### [What to produce]
Pull out every line below that holds the word "услуги".

### [Dataset entries]
%%

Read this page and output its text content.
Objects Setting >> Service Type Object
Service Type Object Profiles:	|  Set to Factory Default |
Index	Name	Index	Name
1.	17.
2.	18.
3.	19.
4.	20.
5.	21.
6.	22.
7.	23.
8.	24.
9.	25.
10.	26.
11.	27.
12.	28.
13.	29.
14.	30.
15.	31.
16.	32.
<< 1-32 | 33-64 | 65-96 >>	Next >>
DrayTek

%%
%%

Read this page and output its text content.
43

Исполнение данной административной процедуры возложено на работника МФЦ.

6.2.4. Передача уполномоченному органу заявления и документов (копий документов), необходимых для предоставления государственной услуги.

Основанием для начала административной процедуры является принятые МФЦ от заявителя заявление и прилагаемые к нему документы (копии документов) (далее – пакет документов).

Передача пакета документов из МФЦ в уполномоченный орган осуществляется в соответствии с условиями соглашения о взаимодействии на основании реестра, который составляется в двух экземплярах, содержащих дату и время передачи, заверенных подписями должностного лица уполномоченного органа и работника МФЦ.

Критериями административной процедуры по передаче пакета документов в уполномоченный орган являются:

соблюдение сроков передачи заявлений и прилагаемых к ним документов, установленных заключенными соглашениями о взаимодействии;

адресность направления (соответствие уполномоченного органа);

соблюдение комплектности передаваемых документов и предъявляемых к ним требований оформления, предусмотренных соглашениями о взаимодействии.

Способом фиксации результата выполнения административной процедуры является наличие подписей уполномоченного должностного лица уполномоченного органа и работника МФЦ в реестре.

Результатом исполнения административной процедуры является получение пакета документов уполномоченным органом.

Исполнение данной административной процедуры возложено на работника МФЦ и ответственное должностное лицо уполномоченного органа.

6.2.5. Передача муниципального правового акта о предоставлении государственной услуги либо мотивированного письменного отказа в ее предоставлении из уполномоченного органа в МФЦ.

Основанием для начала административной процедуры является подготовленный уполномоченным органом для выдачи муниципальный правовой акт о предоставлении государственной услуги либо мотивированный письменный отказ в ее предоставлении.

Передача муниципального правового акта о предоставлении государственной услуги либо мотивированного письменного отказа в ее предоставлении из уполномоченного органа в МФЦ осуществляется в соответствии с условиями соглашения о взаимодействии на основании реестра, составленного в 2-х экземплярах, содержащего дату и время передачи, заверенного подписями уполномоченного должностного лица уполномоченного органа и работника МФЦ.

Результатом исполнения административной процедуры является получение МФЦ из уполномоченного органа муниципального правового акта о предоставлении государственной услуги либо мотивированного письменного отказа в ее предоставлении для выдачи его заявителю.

%%
%%

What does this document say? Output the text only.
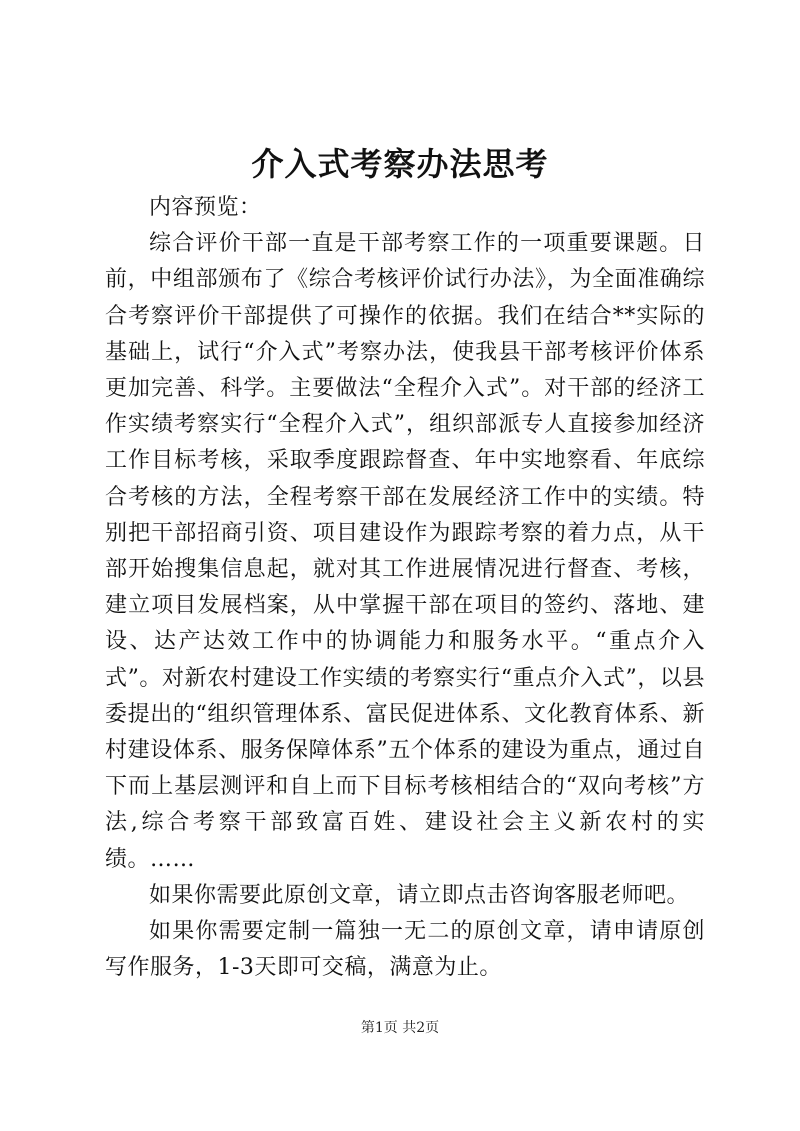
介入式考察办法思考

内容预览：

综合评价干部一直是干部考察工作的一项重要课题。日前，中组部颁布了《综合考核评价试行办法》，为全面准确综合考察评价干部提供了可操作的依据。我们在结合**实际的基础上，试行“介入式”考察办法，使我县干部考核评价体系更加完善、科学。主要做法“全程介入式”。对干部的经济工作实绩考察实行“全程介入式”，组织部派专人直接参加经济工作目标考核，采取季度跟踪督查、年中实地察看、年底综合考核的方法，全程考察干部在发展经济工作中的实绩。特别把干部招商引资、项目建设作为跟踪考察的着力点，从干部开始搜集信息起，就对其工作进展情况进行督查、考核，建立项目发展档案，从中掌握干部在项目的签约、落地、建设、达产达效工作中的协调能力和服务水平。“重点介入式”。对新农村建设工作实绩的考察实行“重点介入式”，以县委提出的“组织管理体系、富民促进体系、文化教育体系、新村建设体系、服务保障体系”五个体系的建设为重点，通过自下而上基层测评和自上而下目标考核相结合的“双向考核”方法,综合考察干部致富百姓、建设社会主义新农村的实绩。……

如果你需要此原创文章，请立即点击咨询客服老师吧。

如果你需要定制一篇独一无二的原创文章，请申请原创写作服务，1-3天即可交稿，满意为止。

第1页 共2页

%%

### [Response to the exercise]
6.2.4. Передача уполномоченному органу заявления и документов (копий документов), необходимых для предоставления государственной услуги.
6.2.5. Передача муниципального правового акта о предоставлении государственной услуги либо мотивированного письменного отказа в ее предоставлении из уполномоченного органа в МФЦ.
Основанием для начала административной процедуры является подготовленный уполномоченным органом для выдачи муниципальный правовой акт о предоставлении государственной услуги либо мотивированный письменный отказ в ее предоставлении.
Передача муниципального правового акта о предоставлении государственной услуги либо мотивированного письменного отказа в ее предоставлении из уполномоченного органа в МФЦ осуществляется в соответствии с условиями соглашения о взаимодействии на основании реестра, составленного в 2-х экземплярах, содержащего дату и время передачи, заверенного подписями уполномоченного должностного лица уполномоченного органа и работника МФЦ.
Результатом исполнения административной процедуры является получение МФЦ из уполномоченного органа муниципального правового акта о предоставлении государственной услуги либо мотивированного письменного отказа в ее предоставлении для выдачи его заявителю.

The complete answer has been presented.